* _Aim of the exercise_
Return the listing word for word, as given.

* _Available data_
--------------------
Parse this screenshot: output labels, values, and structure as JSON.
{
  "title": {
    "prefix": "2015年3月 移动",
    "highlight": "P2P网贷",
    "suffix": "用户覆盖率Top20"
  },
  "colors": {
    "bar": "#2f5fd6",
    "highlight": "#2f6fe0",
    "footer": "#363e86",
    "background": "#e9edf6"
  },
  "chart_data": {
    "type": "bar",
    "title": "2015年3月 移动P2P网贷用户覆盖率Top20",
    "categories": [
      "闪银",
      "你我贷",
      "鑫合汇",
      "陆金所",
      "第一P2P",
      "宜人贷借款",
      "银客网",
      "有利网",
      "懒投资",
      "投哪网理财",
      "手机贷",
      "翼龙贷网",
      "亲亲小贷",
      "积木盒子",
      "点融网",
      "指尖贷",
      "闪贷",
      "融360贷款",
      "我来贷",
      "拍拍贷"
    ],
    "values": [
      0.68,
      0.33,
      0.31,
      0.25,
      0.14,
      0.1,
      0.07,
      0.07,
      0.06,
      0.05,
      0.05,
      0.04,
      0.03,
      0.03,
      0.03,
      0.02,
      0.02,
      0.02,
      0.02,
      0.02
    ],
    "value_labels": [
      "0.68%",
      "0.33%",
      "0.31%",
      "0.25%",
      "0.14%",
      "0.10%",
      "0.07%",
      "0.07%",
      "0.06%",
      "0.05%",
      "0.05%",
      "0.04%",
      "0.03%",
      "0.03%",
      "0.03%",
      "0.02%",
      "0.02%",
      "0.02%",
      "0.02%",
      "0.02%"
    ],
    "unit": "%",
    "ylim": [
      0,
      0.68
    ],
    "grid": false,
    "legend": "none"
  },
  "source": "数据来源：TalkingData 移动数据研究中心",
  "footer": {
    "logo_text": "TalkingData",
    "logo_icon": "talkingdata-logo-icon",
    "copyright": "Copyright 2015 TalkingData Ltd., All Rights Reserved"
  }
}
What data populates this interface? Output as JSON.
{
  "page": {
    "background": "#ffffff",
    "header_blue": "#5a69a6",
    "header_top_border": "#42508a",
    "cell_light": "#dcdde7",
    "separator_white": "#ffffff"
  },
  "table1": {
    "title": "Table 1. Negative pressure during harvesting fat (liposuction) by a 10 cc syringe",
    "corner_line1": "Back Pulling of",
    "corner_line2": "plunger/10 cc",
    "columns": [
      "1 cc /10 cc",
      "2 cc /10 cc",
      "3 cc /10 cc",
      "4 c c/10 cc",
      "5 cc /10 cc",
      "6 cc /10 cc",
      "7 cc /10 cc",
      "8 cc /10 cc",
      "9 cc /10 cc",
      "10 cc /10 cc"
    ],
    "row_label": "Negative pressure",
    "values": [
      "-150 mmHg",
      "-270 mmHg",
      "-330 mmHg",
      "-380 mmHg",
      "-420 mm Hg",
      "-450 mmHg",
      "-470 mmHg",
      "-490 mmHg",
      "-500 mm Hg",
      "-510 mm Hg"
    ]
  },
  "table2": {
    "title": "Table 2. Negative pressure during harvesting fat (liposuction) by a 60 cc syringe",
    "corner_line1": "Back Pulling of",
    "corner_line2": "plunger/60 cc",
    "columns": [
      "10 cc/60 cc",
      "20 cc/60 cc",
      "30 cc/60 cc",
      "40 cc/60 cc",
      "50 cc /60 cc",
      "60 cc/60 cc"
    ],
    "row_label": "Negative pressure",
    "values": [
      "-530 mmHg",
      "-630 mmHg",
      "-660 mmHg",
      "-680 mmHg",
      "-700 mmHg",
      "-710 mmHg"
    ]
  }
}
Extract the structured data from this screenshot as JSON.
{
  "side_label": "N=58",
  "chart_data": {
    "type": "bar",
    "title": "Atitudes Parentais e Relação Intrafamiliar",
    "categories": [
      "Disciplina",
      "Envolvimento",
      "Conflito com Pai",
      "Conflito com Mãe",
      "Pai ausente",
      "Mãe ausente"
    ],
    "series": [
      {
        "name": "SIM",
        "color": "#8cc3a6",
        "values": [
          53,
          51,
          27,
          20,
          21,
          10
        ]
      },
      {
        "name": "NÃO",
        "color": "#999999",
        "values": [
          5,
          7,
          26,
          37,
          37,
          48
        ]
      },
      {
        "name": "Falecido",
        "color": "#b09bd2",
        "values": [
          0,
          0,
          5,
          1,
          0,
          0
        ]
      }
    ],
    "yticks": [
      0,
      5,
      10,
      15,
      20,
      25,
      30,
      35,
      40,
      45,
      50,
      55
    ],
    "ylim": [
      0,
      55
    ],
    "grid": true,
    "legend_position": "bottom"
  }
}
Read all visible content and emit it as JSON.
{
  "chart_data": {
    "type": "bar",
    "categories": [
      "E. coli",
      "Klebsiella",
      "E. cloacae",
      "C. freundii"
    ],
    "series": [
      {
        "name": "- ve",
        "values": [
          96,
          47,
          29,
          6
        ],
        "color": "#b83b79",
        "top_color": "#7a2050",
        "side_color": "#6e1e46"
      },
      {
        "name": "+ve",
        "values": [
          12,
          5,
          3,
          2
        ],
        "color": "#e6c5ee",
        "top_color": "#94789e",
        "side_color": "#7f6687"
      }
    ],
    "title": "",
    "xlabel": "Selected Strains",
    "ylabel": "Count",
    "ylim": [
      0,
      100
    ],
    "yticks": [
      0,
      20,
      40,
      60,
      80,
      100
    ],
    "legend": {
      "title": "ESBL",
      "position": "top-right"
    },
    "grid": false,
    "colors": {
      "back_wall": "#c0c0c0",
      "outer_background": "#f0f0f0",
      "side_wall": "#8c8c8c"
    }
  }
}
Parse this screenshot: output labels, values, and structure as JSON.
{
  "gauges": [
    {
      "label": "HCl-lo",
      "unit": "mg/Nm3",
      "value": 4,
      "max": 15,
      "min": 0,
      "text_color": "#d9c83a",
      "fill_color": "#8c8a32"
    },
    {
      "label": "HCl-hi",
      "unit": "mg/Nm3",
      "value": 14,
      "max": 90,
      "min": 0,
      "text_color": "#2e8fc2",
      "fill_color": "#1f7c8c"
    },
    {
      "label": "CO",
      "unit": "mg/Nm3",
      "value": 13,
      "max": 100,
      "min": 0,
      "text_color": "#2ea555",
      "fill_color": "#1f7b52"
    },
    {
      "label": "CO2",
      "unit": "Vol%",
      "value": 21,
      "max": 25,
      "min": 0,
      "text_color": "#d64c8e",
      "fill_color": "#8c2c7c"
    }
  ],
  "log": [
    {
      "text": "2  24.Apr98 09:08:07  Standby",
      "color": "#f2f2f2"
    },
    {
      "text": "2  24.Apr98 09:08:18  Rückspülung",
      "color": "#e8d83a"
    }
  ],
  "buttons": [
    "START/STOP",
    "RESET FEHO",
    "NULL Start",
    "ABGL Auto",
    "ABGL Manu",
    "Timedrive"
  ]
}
--------------------
* _Answer to the problem_
Parse this screenshot: output labels, values, and structure as JSON.
{
  "title": {
    "prefix": "2015年3月 移动",
    "highlight": "P2P网贷",
    "suffix": "用户覆盖率Top20"
  },
  "colors": {
    "bar": "#2f5fd6",
    "highlight": "#2f6fe0",
    "footer": "#363e86",
    "background": "#e9edf6"
  },
  "chart_data": {
    "type": "bar",
    "title": "2015年3月 移动P2P网贷用户覆盖率Top20",
    "categories": [
      "闪银",
      "你我贷",
      "鑫合汇",
      "陆金所",
      "第一P2P",
      "宜人贷借款",
      "银客网",
      "有利网",
      "懒投资",
      "投哪网理财",
      "手机贷",
      "翼龙贷网",
      "亲亲小贷",
      "积木盒子",
      "点融网",
      "指尖贷",
      "闪贷",
      "融360贷款",
      "我来贷",
      "拍拍贷"
    ],
    "values": [
      0.68,
      0.33,
      0.31,
      0.25,
      0.14,
      0.1,
      0.07,
      0.07,
      0.06,
      0.05,
      0.05,
      0.04,
      0.03,
      0.03,
      0.03,
      0.02,
      0.02,
      0.02,
      0.02,
      0.02
    ],
    "value_labels": [
      "0.68%",
      "0.33%",
      "0.31%",
      "0.25%",
      "0.14%",
      "0.10%",
      "0.07%",
      "0.07%",
      "0.06%",
      "0.05%",
      "0.05%",
      "0.04%",
      "0.03%",
      "0.03%",
      "0.03%",
      "0.02%",
      "0.02%",
      "0.02%",
      "0.02%",
      "0.02%"
    ],
    "unit": "%",
    "ylim": [
      0,
      0.68
    ],
    "grid": false,
    "legend": "none"
  },
  "source": "数据来源：TalkingData 移动数据研究中心",
  "footer": {
    "logo_text": "TalkingData",
    "logo_icon": "talkingdata-logo-icon",
    "copyright": "Copyright 2015 TalkingData Ltd., All Rights Reserved"
  }
}
What data populates this interface? Output as JSON.
{
  "page": {
    "background": "#ffffff",
    "header_blue": "#5a69a6",
    "header_top_border": "#42508a",
    "cell_light": "#dcdde7",
    "separator_white": "#ffffff"
  },
  "table1": {
    "title": "Table 1. Negative pressure during harvesting fat (liposuction) by a 10 cc syringe",
    "corner_line1": "Back Pulling of",
    "corner_line2": "plunger/10 cc",
    "columns": [
      "1 cc /10 cc",
      "2 cc /10 cc",
      "3 cc /10 cc",
      "4 c c/10 cc",
      "5 cc /10 cc",
      "6 cc /10 cc",
      "7 cc /10 cc",
      "8 cc /10 cc",
      "9 cc /10 cc",
      "10 cc /10 cc"
    ],
    "row_label": "Negative pressure",
    "values": [
      "-150 mmHg",
      "-270 mmHg",
      "-330 mmHg",
      "-380 mmHg",
      "-420 mm Hg",
      "-450 mmHg",
      "-470 mmHg",
      "-490 mmHg",
      "-500 mm Hg",
      "-510 mm Hg"
    ]
  },
  "table2": {
    "title": "Table 2. Negative pressure during harvesting fat (liposuction) by a 60 cc syringe",
    "corner_line1": "Back Pulling of",
    "corner_line2": "plunger/60 cc",
    "columns": [
      "10 cc/60 cc",
      "20 cc/60 cc",
      "30 cc/60 cc",
      "40 cc/60 cc",
      "50 cc /60 cc",
      "60 cc/60 cc"
    ],
    "row_label": "Negative pressure",
    "values": [
      "-530 mmHg",
      "-630 mmHg",
      "-660 mmHg",
      "-680 mmHg",
      "-700 mmHg",
      "-710 mmHg"
    ]
  }
}
Extract the structured data from this screenshot as JSON.
{
  "side_label": "N=58",
  "chart_data": {
    "type": "bar",
    "title": "Atitudes Parentais e Relação Intrafamiliar",
    "categories": [
      "Disciplina",
      "Envolvimento",
      "Conflito com Pai",
      "Conflito com Mãe",
      "Pai ausente",
      "Mãe ausente"
    ],
    "series": [
      {
        "name": "SIM",
        "color": "#8cc3a6",
        "values": [
          53,
          51,
          27,
          20,
          21,
          10
        ]
      },
      {
        "name": "NÃO",
        "color": "#999999",
        "values": [
          5,
          7,
          26,
          37,
          37,
          48
        ]
      },
      {
        "name": "Falecido",
        "color": "#b09bd2",
        "values": [
          0,
          0,
          5,
          1,
          0,
          0
        ]
      }
    ],
    "yticks": [
      0,
      5,
      10,
      15,
      20,
      25,
      30,
      35,
      40,
      45,
      50,
      55
    ],
    "ylim": [
      0,
      55
    ],
    "grid": true,
    "legend_position": "bottom"
  }
}
Read all visible content and emit it as JSON.
{
  "chart_data": {
    "type": "bar",
    "categories": [
      "E. coli",
      "Klebsiella",
      "E. cloacae",
      "C. freundii"
    ],
    "series": [
      {
        "name": "- ve",
        "values": [
          96,
          47,
          29,
          6
        ],
        "color": "#b83b79",
        "top_color": "#7a2050",
        "side_color": "#6e1e46"
      },
      {
        "name": "+ve",
        "values": [
          12,
          5,
          3,
          2
        ],
        "color": "#e6c5ee",
        "top_color": "#94789e",
        "side_color": "#7f6687"
      }
    ],
    "title": "",
    "xlabel": "Selected Strains",
    "ylabel": "Count",
    "ylim": [
      0,
      100
    ],
    "yticks": [
      0,
      20,
      40,
      60,
      80,
      100
    ],
    "legend": {
      "title": "ESBL",
      "position": "top-right"
    },
    "grid": false,
    "colors": {
      "back_wall": "#c0c0c0",
      "outer_background": "#f0f0f0",
      "side_wall": "#8c8c8c"
    }
  }
}
Parse this screenshot: output labels, values, and structure as JSON.
{
  "gauges": [
    {
      "label": "HCl-lo",
      "unit": "mg/Nm3",
      "value": 4,
      "max": 15,
      "min": 0,
      "text_color": "#d9c83a",
      "fill_color": "#8c8a32"
    },
    {
      "label": "HCl-hi",
      "unit": "mg/Nm3",
      "value": 14,
      "max": 90,
      "min": 0,
      "text_color": "#2e8fc2",
      "fill_color": "#1f7c8c"
    },
    {
      "label": "CO",
      "unit": "mg/Nm3",
      "value": 13,
      "max": 100,
      "min": 0,
      "text_color": "#2ea555",
      "fill_color": "#1f7b52"
    },
    {
      "label": "CO2",
      "unit": "Vol%",
      "value": 21,
      "max": 25,
      "min": 0,
      "text_color": "#d64c8e",
      "fill_color": "#8c2c7c"
    }
  ],
  "log": [
    {
      "text": "2  24.Apr98 09:08:07  Standby",
      "color": "#f2f2f2"
    },
    {
      "text": "2  24.Apr98 09:08:18  Rückspülung",
      "color": "#e8d83a"
    }
  ],
  "buttons": [
    "START/STOP",
    "RESET FEHO",
    "NULL Start",
    "ABGL Auto",
    "ABGL Manu",
    "Timedrive"
  ]
}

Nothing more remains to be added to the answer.